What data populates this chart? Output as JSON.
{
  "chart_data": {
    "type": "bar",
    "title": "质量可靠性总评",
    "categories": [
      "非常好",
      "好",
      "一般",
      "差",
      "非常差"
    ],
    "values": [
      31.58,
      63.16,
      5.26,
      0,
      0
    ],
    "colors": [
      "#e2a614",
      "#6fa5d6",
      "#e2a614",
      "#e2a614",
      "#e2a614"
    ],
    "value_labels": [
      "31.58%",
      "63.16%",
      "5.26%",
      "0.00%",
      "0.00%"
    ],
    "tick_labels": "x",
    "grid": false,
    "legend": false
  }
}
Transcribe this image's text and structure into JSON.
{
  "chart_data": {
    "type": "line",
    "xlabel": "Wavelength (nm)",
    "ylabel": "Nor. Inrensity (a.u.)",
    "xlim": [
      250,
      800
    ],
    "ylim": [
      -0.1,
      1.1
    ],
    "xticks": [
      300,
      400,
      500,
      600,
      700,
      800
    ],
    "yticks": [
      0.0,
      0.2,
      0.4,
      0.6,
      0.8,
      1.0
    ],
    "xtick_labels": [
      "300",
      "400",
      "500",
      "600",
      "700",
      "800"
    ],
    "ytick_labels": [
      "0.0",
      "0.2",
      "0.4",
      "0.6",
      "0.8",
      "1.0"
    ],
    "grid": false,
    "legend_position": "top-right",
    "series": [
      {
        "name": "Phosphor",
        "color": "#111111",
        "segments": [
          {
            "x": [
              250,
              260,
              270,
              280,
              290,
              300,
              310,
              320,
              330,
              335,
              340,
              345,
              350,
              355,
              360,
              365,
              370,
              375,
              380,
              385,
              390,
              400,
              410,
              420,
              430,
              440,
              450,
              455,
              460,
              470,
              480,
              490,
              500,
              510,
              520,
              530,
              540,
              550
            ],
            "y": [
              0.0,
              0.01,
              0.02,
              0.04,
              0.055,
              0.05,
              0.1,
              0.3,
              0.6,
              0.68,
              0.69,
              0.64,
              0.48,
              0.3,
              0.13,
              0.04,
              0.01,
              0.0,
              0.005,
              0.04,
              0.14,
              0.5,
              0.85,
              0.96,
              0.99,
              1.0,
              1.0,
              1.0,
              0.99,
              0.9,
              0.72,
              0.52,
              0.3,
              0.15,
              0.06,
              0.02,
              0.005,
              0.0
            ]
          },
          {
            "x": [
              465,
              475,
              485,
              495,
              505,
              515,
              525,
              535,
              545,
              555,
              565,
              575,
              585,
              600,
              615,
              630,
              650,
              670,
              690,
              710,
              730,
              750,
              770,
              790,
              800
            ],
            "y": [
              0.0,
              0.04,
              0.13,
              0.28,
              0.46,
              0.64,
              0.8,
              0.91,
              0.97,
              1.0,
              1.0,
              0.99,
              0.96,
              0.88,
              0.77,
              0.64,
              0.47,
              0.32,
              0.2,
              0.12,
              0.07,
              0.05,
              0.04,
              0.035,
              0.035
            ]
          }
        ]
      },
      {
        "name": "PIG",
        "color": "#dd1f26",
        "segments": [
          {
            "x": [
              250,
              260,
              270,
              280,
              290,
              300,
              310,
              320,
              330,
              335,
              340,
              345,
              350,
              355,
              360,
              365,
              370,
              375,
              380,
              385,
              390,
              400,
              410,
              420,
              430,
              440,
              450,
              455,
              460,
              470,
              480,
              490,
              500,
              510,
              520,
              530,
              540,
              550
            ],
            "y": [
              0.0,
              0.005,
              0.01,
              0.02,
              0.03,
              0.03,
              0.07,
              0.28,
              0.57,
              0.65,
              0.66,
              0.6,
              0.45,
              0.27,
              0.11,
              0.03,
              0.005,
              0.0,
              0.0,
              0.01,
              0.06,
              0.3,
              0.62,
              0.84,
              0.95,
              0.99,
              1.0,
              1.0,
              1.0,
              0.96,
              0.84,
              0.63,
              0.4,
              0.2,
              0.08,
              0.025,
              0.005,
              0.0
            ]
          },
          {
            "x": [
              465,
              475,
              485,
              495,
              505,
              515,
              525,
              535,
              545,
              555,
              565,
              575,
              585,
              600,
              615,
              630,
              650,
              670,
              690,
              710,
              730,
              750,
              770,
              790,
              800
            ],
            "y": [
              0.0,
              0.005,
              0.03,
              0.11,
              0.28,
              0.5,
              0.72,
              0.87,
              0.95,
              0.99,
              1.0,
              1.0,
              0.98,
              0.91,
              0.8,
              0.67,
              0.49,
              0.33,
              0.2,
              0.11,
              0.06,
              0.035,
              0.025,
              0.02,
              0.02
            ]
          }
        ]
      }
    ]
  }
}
= = = = =
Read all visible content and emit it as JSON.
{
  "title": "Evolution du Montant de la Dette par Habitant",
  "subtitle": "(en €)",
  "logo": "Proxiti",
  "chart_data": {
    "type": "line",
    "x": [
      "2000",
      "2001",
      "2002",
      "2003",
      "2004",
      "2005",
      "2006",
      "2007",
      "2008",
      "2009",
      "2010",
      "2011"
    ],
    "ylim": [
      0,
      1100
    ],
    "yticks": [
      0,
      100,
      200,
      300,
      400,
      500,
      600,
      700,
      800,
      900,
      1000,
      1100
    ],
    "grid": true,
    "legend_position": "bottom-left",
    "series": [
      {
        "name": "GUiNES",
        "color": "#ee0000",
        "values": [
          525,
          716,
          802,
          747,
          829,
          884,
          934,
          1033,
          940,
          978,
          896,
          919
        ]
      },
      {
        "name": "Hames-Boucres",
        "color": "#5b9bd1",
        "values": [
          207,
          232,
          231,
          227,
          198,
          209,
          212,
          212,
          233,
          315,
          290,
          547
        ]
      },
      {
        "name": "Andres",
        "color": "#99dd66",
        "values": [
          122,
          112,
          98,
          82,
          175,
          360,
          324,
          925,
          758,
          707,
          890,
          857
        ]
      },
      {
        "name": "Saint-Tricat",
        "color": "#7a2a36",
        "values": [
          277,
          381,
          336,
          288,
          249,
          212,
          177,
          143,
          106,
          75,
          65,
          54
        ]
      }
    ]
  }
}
= = = = =
GIVEN INSTRUCTION
Each line holding "this" must be found and copied.

WORKED SOLUTION
What data populates this chart? Output as JSON.
Transcribe this image's text and structure into JSON.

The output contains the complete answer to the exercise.